**Task objective**
Copy the data that follows exactly. Include no pictures.

**Items from a data source**
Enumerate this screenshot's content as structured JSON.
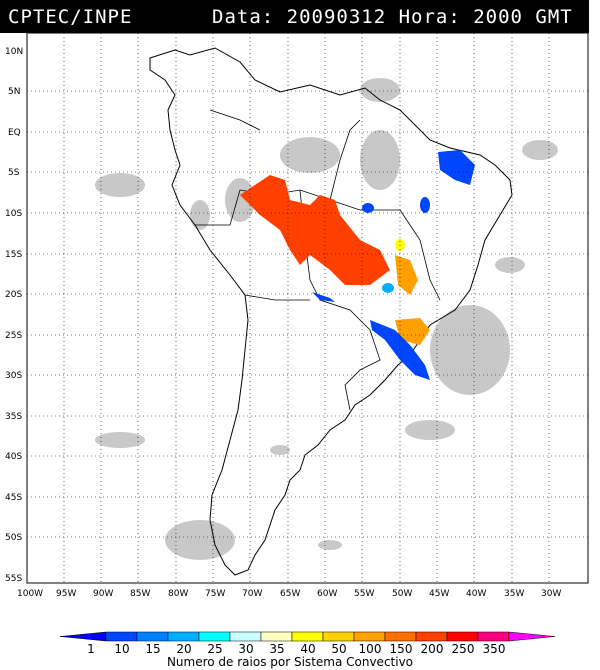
{
  "header": {
    "source": "CPTEC/INPE",
    "datetime": "Data: 20090312 Hora: 2000 GMT"
  },
  "map": {
    "lat_labels": [
      "10N",
      "5N",
      "EQ",
      "5S",
      "10S",
      "15S",
      "20S",
      "25S",
      "30S",
      "35S",
      "40S",
      "45S",
      "50S",
      "55S"
    ],
    "lon_labels": [
      "100W",
      "95W",
      "90W",
      "85W",
      "80W",
      "75W",
      "70W",
      "65W",
      "60W",
      "55W",
      "50W",
      "45W",
      "40W",
      "35W",
      "30W"
    ]
  },
  "legend": {
    "title": "Numero de raios por Sistema Convectivo",
    "labels": [
      "1",
      "10",
      "15",
      "20",
      "25",
      "30",
      "35",
      "40",
      "50",
      "100",
      "150",
      "200",
      "250",
      "350"
    ],
    "colors": [
      "#0000ff",
      "#0046ff",
      "#0080ff",
      "#00b0ff",
      "#00ffff",
      "#c8ffff",
      "#ffffc0",
      "#ffff00",
      "#ffd000",
      "#ffa000",
      "#ff7000",
      "#ff4000",
      "#ff0000",
      "#ff0080",
      "#ff00ff"
    ]
  }
}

**Written response**
Enumerate this screenshot's content as structured JSON.
{
  "header": {
    "source": "CPTEC/INPE",
    "datetime": "Data: 20090312 Hora: 2000 GMT"
  },
  "map": {
    "lat_labels": [
      "10N",
      "5N",
      "EQ",
      "5S",
      "10S",
      "15S",
      "20S",
      "25S",
      "30S",
      "35S",
      "40S",
      "45S",
      "50S",
      "55S"
    ],
    "lon_labels": [
      "100W",
      "95W",
      "90W",
      "85W",
      "80W",
      "75W",
      "70W",
      "65W",
      "60W",
      "55W",
      "50W",
      "45W",
      "40W",
      "35W",
      "30W"
    ]
  },
  "legend": {
    "title": "Numero de raios por Sistema Convectivo",
    "labels": [
      "1",
      "10",
      "15",
      "20",
      "25",
      "30",
      "35",
      "40",
      "50",
      "100",
      "150",
      "200",
      "250",
      "350"
    ],
    "colors": [
      "#0000ff",
      "#0046ff",
      "#0080ff",
      "#00b0ff",
      "#00ffff",
      "#c8ffff",
      "#ffffc0",
      "#ffff00",
      "#ffd000",
      "#ffa000",
      "#ff7000",
      "#ff4000",
      "#ff0000",
      "#ff0080",
      "#ff00ff"
    ]
  }
}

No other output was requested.